Your instructions >> Copy out all the records, word for word.

Material for this exercise >>
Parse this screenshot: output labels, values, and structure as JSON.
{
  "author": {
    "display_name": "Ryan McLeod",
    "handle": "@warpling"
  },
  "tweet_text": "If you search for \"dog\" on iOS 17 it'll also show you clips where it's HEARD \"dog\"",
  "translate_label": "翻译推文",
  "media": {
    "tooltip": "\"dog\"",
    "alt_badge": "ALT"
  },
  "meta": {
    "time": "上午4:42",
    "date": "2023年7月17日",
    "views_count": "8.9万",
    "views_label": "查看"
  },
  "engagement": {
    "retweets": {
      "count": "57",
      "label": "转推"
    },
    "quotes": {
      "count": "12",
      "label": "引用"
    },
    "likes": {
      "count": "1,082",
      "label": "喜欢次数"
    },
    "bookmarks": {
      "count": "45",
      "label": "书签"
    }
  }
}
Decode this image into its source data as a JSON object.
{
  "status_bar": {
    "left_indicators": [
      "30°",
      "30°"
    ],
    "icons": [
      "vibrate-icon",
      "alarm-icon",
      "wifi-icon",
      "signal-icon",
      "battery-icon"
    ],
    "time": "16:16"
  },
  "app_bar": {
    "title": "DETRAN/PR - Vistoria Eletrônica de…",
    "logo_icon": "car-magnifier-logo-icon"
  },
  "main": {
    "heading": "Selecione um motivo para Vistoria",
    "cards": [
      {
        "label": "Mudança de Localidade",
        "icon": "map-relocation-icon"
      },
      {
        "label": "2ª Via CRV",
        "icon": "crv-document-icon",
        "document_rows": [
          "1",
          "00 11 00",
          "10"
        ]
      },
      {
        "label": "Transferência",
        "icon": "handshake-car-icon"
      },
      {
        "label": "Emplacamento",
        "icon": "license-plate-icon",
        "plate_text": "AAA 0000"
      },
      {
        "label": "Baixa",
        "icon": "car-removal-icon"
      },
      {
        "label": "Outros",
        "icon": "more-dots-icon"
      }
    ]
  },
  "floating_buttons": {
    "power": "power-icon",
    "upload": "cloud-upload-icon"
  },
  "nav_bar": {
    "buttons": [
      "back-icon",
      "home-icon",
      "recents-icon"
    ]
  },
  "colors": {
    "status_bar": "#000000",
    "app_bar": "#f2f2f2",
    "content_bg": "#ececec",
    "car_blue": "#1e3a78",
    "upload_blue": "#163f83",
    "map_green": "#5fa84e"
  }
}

Output >>
Parse this screenshot: output labels, values, and structure as JSON.
{
  "author": {
    "display_name": "Ryan McLeod",
    "handle": "@warpling"
  },
  "tweet_text": "If you search for \"dog\" on iOS 17 it'll also show you clips where it's HEARD \"dog\"",
  "translate_label": "翻译推文",
  "media": {
    "tooltip": "\"dog\"",
    "alt_badge": "ALT"
  },
  "meta": {
    "time": "上午4:42",
    "date": "2023年7月17日",
    "views_count": "8.9万",
    "views_label": "查看"
  },
  "engagement": {
    "retweets": {
      "count": "57",
      "label": "转推"
    },
    "quotes": {
      "count": "12",
      "label": "引用"
    },
    "likes": {
      "count": "1,082",
      "label": "喜欢次数"
    },
    "bookmarks": {
      "count": "45",
      "label": "书签"
    }
  }
}
Decode this image into its source data as a JSON object.
{
  "status_bar": {
    "left_indicators": [
      "30°",
      "30°"
    ],
    "icons": [
      "vibrate-icon",
      "alarm-icon",
      "wifi-icon",
      "signal-icon",
      "battery-icon"
    ],
    "time": "16:16"
  },
  "app_bar": {
    "title": "DETRAN/PR - Vistoria Eletrônica de…",
    "logo_icon": "car-magnifier-logo-icon"
  },
  "main": {
    "heading": "Selecione um motivo para Vistoria",
    "cards": [
      {
        "label": "Mudança de Localidade",
        "icon": "map-relocation-icon"
      },
      {
        "label": "2ª Via CRV",
        "icon": "crv-document-icon",
        "document_rows": [
          "1",
          "00 11 00",
          "10"
        ]
      },
      {
        "label": "Transferência",
        "icon": "handshake-car-icon"
      },
      {
        "label": "Emplacamento",
        "icon": "license-plate-icon",
        "plate_text": "AAA 0000"
      },
      {
        "label": "Baixa",
        "icon": "car-removal-icon"
      },
      {
        "label": "Outros",
        "icon": "more-dots-icon"
      }
    ]
  },
  "floating_buttons": {
    "power": "power-icon",
    "upload": "cloud-upload-icon"
  },
  "nav_bar": {
    "buttons": [
      "back-icon",
      "home-icon",
      "recents-icon"
    ]
  },
  "colors": {
    "status_bar": "#000000",
    "app_bar": "#f2f2f2",
    "content_bg": "#ececec",
    "car_blue": "#1e3a78",
    "upload_blue": "#163f83",
    "map_green": "#5fa84e"
  }
}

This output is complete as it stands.